→ **Exercise aim**:
Find and copy each line of the records where the string "为实现由新民主主义向社会主义的过渡创造了前提条件" shows up.
*** Task data ***
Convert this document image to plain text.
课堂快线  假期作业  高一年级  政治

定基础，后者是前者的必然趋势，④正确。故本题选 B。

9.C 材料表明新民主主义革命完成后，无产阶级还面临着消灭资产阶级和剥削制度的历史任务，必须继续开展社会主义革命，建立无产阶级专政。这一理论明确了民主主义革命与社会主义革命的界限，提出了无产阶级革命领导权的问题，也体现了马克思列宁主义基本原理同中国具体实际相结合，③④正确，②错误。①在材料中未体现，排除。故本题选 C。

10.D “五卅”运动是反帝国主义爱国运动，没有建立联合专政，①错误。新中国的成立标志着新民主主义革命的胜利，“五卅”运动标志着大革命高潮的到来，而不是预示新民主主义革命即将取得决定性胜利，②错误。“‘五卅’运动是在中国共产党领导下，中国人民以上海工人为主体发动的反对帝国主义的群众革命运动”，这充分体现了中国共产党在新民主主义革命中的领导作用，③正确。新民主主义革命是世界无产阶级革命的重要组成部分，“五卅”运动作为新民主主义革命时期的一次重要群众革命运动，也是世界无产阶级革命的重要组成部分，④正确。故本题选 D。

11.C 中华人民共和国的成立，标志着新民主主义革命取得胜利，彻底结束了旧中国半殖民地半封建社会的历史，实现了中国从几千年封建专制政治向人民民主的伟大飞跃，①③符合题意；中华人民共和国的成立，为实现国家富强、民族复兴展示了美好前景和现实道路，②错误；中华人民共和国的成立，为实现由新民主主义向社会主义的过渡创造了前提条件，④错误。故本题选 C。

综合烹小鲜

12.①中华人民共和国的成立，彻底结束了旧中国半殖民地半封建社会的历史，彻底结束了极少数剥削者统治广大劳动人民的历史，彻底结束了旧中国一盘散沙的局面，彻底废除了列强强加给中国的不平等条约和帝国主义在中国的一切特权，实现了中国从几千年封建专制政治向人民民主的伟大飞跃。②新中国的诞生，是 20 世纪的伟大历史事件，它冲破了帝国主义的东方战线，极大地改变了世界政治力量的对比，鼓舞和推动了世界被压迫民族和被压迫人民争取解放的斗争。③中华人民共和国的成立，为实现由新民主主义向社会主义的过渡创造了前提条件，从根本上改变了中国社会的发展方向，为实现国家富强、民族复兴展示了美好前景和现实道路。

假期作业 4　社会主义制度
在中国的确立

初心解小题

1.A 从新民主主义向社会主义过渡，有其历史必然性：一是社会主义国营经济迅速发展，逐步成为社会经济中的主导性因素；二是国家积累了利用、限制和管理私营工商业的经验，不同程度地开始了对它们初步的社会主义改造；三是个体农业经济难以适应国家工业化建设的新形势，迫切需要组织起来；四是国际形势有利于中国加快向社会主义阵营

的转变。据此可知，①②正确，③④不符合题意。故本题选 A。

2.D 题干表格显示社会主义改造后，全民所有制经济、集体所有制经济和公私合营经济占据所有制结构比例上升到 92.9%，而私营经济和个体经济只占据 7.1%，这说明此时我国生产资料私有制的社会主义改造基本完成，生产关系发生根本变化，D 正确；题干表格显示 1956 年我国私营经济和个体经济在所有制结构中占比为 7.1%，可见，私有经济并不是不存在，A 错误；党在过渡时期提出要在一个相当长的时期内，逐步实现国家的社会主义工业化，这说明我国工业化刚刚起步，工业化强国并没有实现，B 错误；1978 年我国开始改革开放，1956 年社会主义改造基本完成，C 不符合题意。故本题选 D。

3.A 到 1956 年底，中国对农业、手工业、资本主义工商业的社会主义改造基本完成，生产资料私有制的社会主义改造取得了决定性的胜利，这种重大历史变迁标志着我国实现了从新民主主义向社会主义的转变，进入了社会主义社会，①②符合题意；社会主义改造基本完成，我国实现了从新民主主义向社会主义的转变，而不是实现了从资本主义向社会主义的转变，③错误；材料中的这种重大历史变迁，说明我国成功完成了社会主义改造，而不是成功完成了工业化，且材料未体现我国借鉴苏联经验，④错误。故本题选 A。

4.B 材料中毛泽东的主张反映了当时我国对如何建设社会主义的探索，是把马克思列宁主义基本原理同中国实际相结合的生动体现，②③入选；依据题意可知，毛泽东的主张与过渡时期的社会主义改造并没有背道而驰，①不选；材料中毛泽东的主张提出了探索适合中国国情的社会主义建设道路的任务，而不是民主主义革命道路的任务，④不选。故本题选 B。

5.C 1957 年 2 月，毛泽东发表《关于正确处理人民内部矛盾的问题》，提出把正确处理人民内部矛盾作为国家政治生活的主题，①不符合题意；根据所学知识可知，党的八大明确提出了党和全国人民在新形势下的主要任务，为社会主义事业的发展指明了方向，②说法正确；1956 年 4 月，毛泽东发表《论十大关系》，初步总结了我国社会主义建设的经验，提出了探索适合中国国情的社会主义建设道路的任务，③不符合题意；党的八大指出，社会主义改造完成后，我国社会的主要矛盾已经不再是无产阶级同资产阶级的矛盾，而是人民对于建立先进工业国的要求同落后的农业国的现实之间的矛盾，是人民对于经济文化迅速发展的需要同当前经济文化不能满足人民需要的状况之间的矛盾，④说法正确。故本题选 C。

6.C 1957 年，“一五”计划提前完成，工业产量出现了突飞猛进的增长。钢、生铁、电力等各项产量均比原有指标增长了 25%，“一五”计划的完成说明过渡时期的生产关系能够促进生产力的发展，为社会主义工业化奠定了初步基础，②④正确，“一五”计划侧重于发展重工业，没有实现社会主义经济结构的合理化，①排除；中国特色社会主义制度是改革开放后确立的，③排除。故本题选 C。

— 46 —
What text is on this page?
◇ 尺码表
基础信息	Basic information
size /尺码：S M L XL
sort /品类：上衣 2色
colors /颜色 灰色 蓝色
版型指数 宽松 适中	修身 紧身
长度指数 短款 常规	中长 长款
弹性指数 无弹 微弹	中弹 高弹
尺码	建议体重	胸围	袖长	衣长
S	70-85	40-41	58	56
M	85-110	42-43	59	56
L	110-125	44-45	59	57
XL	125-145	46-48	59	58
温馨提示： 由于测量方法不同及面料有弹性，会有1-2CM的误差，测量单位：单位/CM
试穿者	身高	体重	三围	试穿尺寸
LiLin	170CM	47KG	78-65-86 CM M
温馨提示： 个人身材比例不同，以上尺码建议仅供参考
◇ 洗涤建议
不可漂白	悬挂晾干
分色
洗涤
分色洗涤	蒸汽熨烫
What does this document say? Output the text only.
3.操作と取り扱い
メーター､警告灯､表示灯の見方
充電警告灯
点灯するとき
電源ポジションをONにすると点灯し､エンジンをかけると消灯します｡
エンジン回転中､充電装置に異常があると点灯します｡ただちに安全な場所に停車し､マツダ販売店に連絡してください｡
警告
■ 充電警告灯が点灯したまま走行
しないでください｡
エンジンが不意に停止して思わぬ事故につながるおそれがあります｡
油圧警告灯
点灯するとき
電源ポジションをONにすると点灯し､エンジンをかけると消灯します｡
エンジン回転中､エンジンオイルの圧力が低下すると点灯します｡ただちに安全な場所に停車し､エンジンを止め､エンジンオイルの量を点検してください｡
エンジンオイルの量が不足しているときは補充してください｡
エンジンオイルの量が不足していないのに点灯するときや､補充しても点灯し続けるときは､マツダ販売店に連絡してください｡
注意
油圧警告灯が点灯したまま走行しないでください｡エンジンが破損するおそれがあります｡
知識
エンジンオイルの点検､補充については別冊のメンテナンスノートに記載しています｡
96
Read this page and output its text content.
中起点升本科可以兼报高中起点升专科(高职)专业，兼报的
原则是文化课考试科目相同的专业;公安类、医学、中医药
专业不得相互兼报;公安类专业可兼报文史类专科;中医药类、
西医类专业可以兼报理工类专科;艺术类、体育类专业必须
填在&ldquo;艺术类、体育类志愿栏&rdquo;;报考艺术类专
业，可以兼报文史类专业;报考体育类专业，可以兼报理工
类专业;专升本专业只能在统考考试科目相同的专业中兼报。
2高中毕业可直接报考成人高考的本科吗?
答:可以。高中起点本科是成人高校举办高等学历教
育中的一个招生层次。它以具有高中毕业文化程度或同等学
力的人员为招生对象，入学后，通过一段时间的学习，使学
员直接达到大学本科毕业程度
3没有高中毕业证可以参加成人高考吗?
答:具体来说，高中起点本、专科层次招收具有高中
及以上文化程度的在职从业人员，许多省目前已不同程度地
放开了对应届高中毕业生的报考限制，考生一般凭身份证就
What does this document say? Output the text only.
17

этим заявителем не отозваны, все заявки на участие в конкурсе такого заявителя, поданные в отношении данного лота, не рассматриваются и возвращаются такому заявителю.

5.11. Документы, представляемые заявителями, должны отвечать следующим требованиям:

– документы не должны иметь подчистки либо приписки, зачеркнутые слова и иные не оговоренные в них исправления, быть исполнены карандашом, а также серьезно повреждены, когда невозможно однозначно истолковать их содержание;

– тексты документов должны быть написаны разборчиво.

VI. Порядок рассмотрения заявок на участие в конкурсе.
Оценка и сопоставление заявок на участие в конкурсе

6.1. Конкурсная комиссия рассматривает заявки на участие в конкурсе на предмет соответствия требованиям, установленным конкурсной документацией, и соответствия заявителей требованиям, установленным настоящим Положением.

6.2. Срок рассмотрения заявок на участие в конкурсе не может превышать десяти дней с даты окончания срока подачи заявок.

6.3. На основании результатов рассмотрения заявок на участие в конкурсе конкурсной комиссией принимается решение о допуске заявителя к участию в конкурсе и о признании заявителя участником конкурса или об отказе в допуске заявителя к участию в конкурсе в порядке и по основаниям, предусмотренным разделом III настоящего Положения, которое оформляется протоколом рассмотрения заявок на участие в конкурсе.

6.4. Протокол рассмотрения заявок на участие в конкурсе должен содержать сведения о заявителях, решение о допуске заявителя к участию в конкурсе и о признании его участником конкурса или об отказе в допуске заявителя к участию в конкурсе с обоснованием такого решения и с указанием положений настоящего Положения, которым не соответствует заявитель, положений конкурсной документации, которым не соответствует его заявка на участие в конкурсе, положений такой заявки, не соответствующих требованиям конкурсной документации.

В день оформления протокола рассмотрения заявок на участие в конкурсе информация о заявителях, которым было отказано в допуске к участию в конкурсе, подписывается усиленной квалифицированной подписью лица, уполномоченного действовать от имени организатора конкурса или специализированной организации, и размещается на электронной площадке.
***
→ **Response to this task**:
11.C 中华人民共和国的成立，标志着新民主主义革命取得胜利，彻底结束了旧中国半殖民地半封建社会的历史，实现了中国从几千年封建专制政治向人民民主的伟大飞跃，①③符合题意；中华人民共和国的成立，为实现国家富强、民族复兴展示了美好前景和现实道路，②错误；中华人民共和国的成立，为实现由新民主主义向社会主义的过渡创造了前提条件，④错误。故本题选 C。
12.①中华人民共和国的成立，彻底结束了旧中国半殖民地半封建社会的历史，彻底结束了极少数剥削者统治广大劳动人民的历史，彻底结束了旧中国一盘散沙的局面，彻底废除了列强强加给中国的不平等条约和帝国主义在中国的一切特权，实现了中国从几千年封建专制政治向人民民主的伟大飞跃。②新中国的诞生，是 20 世纪的伟大历史事件，它冲破了帝国主义的东方战线，极大地改变了世界政治力量的对比，鼓舞和推动了世界被压迫民族和被压迫人民争取解放的斗争。③中华人民共和国的成立，为实现由新民主主义向社会主义的过渡创造了前提条件，从根本上改变了中国社会的发展方向，为实现国家富强、民族复兴展示了美好前景和现实道路。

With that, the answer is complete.